> [TASK DETAILS]:
Collect every line below that contains the word "الاستذكار".

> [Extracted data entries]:
'''
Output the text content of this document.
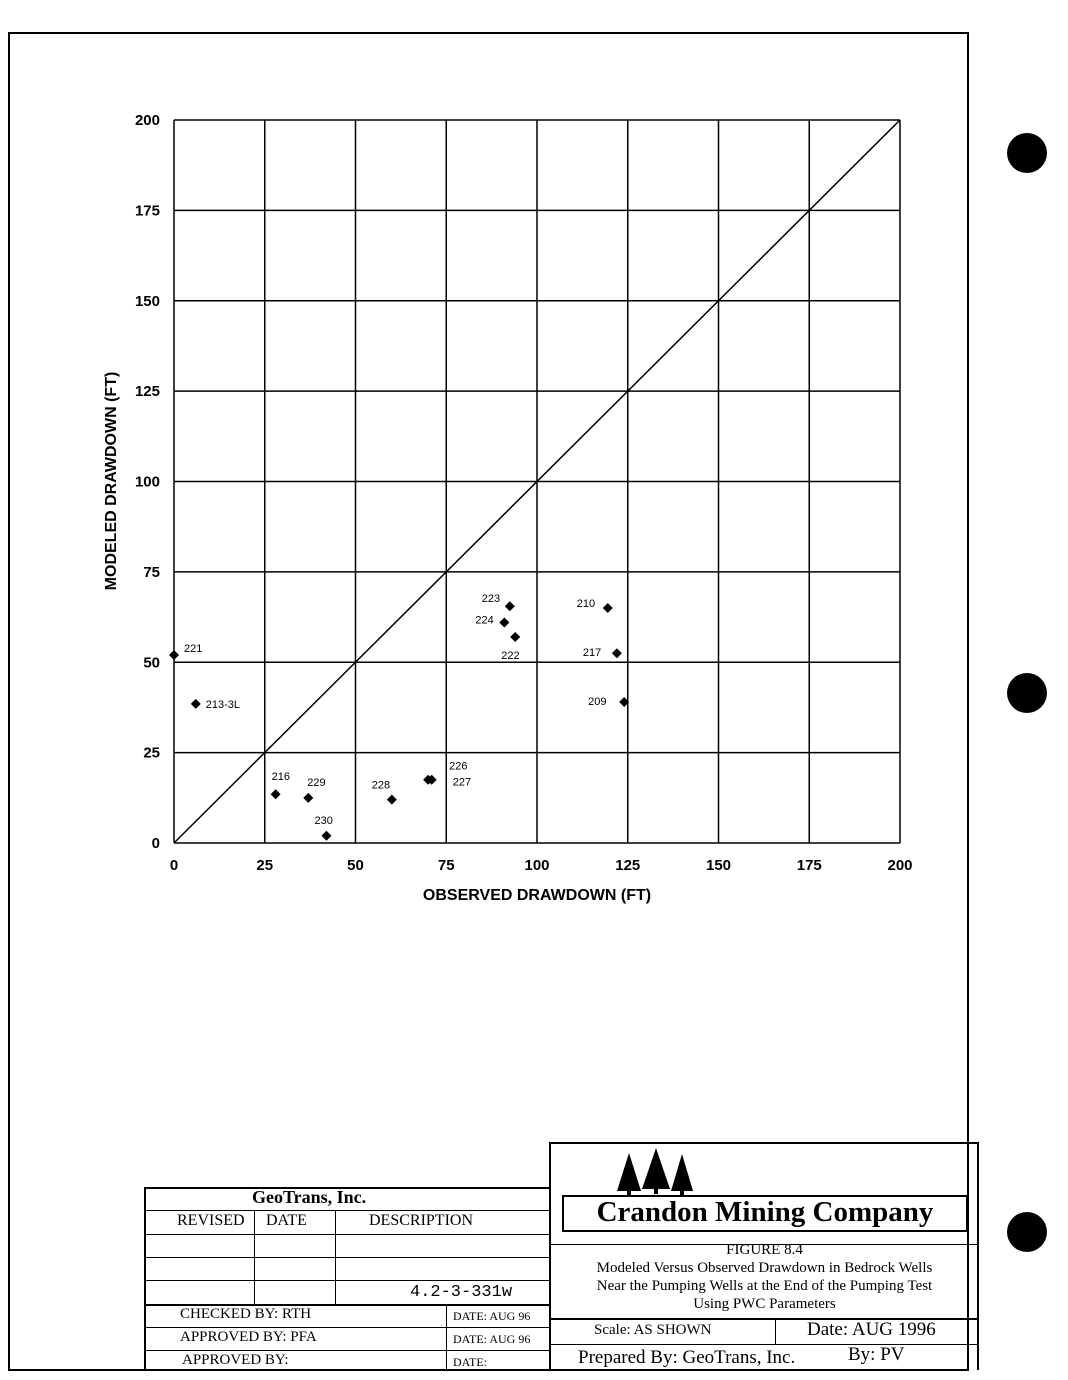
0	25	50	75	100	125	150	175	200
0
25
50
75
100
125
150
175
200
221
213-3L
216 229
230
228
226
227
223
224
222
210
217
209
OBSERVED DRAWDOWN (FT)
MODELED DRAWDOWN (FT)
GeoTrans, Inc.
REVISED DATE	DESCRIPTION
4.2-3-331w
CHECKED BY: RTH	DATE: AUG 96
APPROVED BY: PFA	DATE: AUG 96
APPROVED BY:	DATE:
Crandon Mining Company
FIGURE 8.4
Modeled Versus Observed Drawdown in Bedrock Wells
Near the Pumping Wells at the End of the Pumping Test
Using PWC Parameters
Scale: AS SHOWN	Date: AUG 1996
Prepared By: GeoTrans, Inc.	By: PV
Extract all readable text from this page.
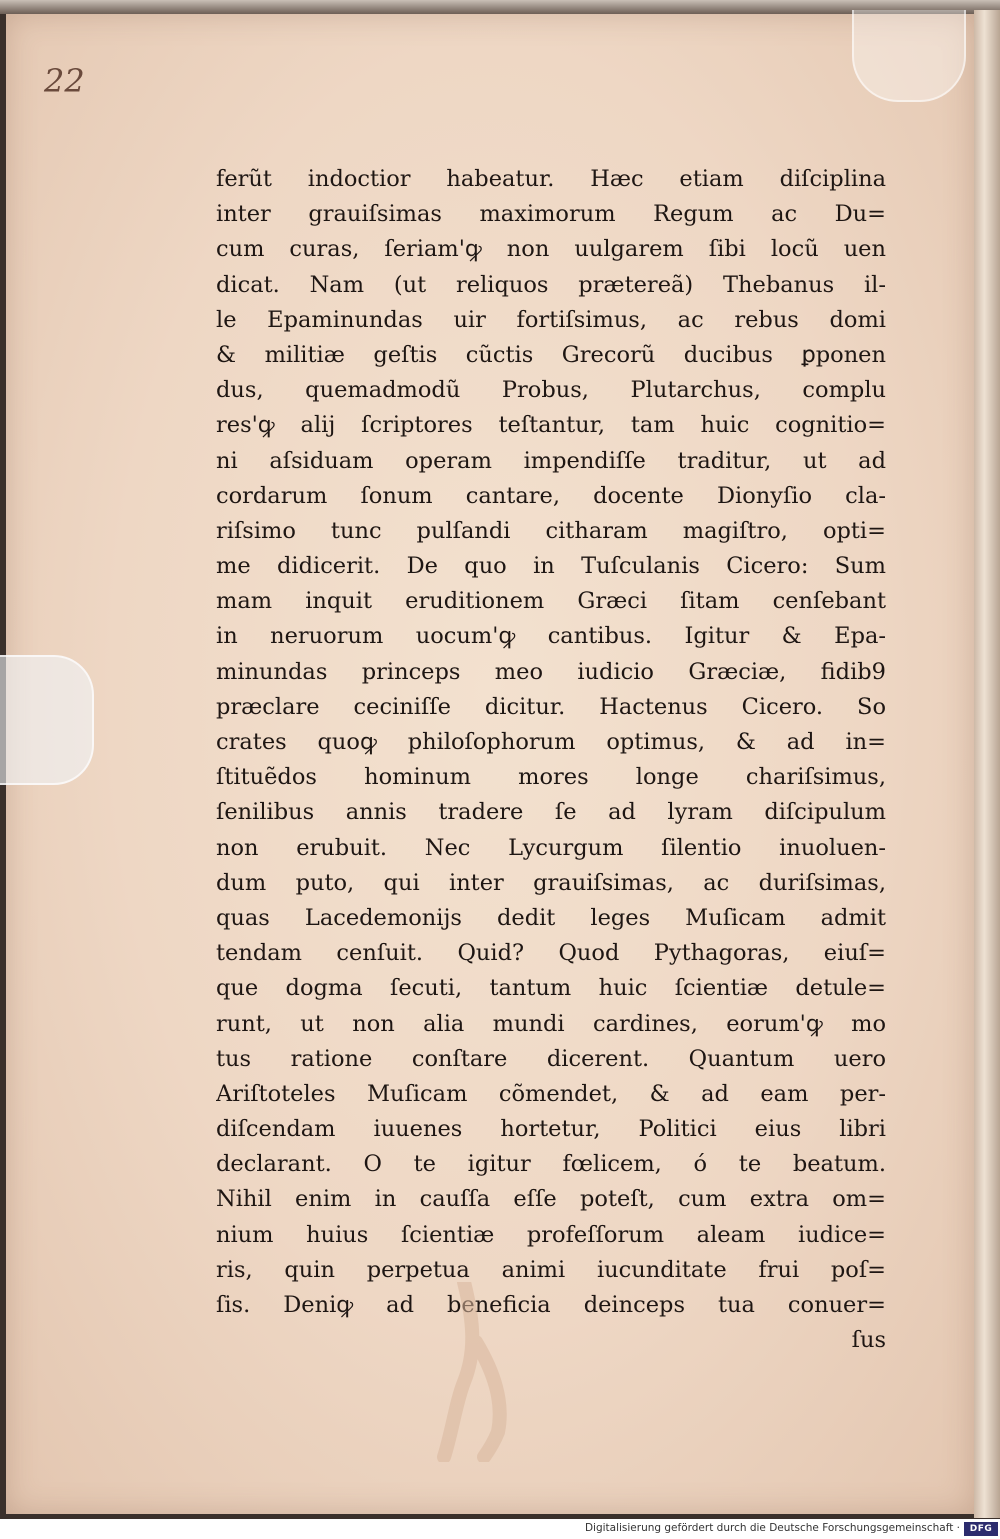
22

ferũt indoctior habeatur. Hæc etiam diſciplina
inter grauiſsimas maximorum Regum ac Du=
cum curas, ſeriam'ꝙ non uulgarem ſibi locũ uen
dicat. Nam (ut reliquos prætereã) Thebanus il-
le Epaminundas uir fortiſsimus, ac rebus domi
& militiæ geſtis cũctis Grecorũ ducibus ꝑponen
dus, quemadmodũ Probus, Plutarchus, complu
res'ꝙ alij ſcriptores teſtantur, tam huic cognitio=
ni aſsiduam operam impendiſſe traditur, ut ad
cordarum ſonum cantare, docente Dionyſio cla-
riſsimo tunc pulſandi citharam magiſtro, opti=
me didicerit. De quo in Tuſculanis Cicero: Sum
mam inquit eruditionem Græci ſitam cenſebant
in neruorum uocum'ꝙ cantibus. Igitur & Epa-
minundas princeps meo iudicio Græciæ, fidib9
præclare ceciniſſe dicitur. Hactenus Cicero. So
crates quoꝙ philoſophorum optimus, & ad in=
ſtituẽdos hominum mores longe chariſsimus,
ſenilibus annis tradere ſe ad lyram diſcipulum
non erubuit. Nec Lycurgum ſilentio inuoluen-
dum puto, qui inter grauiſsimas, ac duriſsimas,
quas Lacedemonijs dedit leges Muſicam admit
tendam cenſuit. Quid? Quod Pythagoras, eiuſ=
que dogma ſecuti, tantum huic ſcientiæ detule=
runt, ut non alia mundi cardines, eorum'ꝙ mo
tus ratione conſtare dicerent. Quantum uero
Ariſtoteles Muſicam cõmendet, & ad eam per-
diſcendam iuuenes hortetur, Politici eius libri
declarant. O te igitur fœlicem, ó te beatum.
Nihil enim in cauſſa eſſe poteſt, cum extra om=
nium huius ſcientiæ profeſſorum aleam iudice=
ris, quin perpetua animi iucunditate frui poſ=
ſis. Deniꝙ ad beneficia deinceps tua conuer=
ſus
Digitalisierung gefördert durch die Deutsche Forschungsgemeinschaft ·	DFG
'''
'''
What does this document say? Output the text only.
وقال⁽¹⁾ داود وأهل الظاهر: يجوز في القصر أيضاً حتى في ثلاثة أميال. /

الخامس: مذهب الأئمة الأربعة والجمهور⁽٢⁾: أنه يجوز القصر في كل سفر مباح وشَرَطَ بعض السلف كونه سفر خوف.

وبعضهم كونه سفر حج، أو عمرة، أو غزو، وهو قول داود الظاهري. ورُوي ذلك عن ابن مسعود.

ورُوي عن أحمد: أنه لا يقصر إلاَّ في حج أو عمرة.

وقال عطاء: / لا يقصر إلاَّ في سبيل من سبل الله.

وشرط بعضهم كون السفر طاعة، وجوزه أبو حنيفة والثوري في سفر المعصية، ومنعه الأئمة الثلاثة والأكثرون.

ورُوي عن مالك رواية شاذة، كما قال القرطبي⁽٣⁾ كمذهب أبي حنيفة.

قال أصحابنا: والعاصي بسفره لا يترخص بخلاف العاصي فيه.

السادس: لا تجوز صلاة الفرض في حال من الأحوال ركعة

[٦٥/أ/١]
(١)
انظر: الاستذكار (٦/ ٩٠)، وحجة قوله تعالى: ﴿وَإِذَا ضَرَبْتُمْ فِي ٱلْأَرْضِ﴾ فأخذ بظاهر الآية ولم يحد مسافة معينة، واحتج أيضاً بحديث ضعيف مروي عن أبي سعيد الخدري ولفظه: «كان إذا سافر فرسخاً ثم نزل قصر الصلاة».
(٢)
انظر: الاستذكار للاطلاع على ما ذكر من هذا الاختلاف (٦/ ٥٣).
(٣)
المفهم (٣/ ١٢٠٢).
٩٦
'''
> [RESPONSE BELOW]:
انظر: الاستذكار (٦/ ٩٠)، وحجة قوله تعالى: ﴿وَإِذَا ضَرَبْتُمْ فِي ٱلْأَرْضِ﴾ فأخذ بظاهر الآية ولم يحد مسافة معينة، واحتج أيضاً بحديث ضعيف مروي عن أبي سعيد الخدري ولفظه: «كان إذا سافر فرسخاً ثم نزل قصر الصلاة».
انظر: الاستذكار للاطلاع على ما ذكر من هذا الاختلاف (٦/ ٥٣).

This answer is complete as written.